READING PASSAGE>
The proposed research study will build upon previous literature by increasing our knowledge
related to the detection and identification of nonhuman proteins, specifically bovine and
soy, in human milk. This study is unique because it will include a dietary intervention with
increasing doses of soy or bovine milk examining how the amount of intake of a food allergen
may impact protein detection. It also unique because it includes the investigation of
maternal stress and maternal/infant GI microbiomes, both of which may provide more insight on
the mechanisms and outcomes of infant food allergies. While our research lab has experience
in investigating a variety of factors related to human milk and the microbiome, this study is
unique from all other studies currently being done at the University of Idaho.

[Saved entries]

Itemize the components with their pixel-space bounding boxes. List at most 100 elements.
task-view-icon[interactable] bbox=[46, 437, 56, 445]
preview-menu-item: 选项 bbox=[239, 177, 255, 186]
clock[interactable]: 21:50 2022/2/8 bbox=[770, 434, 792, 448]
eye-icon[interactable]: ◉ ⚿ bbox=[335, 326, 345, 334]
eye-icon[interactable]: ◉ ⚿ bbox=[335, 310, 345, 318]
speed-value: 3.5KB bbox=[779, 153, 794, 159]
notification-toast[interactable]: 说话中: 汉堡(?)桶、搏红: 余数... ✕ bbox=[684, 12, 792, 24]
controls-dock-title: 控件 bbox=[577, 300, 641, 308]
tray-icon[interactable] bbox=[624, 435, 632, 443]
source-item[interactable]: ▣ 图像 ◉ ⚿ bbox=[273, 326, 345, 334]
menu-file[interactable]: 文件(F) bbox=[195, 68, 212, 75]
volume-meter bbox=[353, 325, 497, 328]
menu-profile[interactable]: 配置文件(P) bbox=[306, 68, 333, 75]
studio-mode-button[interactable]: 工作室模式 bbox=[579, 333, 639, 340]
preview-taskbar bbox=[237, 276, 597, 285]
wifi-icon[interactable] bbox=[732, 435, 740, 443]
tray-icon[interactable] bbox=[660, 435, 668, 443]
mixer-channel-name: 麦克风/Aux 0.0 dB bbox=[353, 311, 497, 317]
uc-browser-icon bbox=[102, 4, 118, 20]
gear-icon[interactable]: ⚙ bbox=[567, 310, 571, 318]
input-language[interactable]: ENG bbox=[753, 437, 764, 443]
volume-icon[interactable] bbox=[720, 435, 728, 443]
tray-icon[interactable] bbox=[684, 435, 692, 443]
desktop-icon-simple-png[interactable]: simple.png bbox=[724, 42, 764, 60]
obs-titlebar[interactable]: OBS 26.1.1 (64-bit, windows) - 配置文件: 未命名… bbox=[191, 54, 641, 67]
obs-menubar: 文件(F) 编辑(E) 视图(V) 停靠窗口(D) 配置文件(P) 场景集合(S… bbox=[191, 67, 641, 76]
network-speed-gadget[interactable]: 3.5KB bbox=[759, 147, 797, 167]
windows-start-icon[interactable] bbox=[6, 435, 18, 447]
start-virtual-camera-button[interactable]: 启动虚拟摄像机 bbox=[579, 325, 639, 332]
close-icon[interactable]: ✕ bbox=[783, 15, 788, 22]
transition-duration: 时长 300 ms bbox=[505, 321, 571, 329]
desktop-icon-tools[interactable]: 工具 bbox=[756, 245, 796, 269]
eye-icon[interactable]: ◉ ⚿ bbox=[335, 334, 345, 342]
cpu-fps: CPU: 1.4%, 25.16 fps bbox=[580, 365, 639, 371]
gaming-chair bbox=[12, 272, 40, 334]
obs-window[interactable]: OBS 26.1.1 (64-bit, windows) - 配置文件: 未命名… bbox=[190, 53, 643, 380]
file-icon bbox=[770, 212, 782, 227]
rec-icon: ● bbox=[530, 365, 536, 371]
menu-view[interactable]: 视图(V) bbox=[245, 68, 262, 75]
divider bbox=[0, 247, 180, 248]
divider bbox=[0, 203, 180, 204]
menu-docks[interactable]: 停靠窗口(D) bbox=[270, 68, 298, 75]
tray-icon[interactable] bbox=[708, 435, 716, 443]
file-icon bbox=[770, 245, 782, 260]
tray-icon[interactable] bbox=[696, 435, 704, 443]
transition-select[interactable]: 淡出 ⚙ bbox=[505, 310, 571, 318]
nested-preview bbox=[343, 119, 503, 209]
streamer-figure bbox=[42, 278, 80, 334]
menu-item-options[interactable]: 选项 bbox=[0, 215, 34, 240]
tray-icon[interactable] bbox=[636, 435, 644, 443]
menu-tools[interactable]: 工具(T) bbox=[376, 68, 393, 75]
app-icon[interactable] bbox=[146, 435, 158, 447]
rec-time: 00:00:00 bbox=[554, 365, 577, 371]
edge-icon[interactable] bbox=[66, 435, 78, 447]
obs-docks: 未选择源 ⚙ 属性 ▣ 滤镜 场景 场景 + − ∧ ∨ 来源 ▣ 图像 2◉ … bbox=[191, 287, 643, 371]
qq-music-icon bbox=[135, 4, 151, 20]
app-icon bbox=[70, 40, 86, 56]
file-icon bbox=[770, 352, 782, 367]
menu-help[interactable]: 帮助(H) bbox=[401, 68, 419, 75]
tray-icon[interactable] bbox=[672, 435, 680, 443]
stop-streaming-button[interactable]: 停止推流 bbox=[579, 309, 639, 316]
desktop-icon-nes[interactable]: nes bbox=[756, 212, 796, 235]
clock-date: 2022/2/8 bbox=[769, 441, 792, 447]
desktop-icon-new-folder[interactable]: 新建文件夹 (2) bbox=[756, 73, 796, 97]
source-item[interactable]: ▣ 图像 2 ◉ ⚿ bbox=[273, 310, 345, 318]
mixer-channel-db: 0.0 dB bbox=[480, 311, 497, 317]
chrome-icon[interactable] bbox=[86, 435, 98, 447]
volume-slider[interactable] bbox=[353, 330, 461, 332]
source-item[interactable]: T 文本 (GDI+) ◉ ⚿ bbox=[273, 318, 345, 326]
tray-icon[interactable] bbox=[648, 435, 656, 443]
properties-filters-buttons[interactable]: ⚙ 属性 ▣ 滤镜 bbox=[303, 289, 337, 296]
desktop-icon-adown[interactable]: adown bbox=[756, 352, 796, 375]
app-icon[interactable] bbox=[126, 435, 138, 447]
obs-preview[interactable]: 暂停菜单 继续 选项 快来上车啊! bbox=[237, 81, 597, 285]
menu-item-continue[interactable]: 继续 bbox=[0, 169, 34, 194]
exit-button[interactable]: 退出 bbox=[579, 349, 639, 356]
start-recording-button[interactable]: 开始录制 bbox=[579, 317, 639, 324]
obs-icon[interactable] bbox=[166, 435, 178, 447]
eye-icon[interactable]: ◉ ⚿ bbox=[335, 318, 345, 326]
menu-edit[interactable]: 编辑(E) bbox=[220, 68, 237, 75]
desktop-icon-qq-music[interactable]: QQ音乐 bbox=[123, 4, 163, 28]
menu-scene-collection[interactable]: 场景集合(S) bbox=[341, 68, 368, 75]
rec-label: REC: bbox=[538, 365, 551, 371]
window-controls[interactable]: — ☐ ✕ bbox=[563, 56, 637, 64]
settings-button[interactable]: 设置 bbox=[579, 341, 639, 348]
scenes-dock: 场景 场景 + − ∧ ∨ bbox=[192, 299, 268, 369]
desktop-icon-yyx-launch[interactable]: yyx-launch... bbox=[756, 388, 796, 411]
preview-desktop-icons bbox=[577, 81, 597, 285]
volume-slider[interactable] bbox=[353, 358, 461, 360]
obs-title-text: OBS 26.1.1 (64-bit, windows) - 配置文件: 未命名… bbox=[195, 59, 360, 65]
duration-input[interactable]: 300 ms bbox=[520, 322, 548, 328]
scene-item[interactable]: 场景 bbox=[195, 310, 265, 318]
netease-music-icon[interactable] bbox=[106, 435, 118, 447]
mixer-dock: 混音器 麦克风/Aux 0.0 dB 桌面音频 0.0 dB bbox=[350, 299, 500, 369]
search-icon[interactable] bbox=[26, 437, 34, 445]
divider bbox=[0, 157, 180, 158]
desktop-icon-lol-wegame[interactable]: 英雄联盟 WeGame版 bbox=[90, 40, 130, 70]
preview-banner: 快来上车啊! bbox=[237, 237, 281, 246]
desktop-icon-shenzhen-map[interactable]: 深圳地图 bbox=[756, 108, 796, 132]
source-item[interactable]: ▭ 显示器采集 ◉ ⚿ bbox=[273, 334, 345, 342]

AIM OF THE TASK> Decide whether each statement agrees with the research proposal passage, answering yes or no and quoting the words of the passage that settle it: (a) The study will give participants increasing doses of soy or bovine milk. (b) The research lab has no prior experience studying human milk. (c) The study looks at infant GI microbiomes but not maternal ones. These entries come from a separate source, not from the research proposal.

RESULT OF THE TASK>
(a) Yes: "it will include a dietary intervention with increasing doses of soy or bovine milk"
(b) No: "our research lab has experience in investigating a variety of factors related to human milk and the microbiome"
(c) No: "the investigation of maternal stress and maternal/infant GI microbiomes"